> **TASK TO CARRY OUT**
Compute how many lines in the entries below contain "title", and output nothing but the number.

* begin THE DATA *

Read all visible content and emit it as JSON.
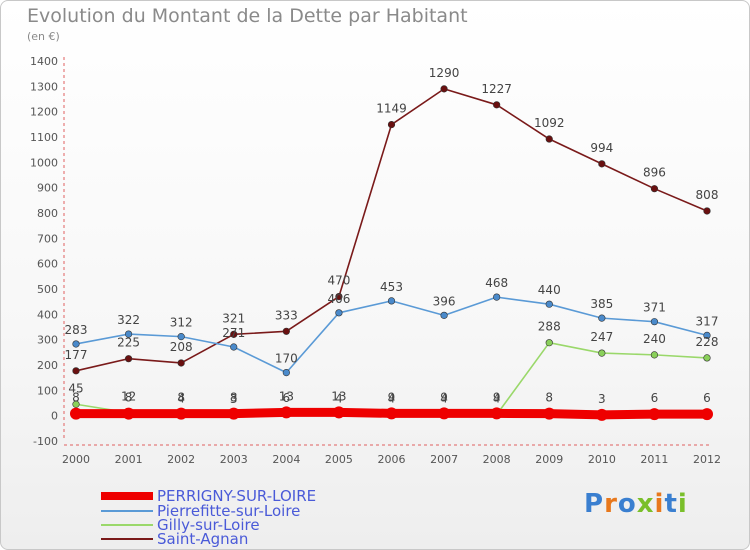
{
  "title": "Evolution du Montant de la Dette par Habitant",
  "unit": "(en €)",
  "brand": {
    "text": "Proxiti",
    "colors": [
      "#3a7fd0",
      "#e8781c",
      "#3a7fd0",
      "#7abf2a",
      "#e8781c",
      "#3a7fd0",
      "#7abf2a"
    ]
  },
  "chart_data": {
    "type": "line",
    "title": "Evolution du Montant de la Dette par Habitant",
    "ylabel": "(en €)",
    "xlabel": "",
    "ylim": [
      -100,
      1400
    ],
    "yticks": [
      -100,
      0,
      100,
      200,
      300,
      400,
      500,
      600,
      700,
      800,
      900,
      1000,
      1100,
      1200,
      1300,
      1400
    ],
    "grid": false,
    "legend_position": "bottom-left",
    "x": [
      "2000",
      "2001",
      "2002",
      "2003",
      "2004",
      "2005",
      "2006",
      "2007",
      "2008",
      "2009",
      "2010",
      "2011",
      "2012"
    ],
    "series": [
      {
        "name": "PERRIGNY-SUR-LOIRE",
        "color": "#ee0000",
        "values": [
          8,
          8,
          8,
          8,
          13,
          13,
          9,
          9,
          9,
          8,
          3,
          6,
          6
        ]
      },
      {
        "name": "Pierrefitte-sur-Loire",
        "color": "#5a9ad6",
        "values": [
          283,
          322,
          312,
          271,
          170,
          406,
          453,
          396,
          468,
          440,
          385,
          371,
          317
        ]
      },
      {
        "name": "Gilly-sur-Loire",
        "color": "#9ad86a",
        "values": [
          45,
          12,
          4,
          3,
          6,
          4,
          4,
          4,
          4,
          288,
          247,
          240,
          228
        ]
      },
      {
        "name": "Saint-Agnan",
        "color": "#7a1a1a",
        "values": [
          177,
          225,
          208,
          321,
          333,
          470,
          1149,
          1290,
          1227,
          1092,
          994,
          896,
          808
        ]
      }
    ]
  }
}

* end THE DATA *

> **THE ANSWER**
2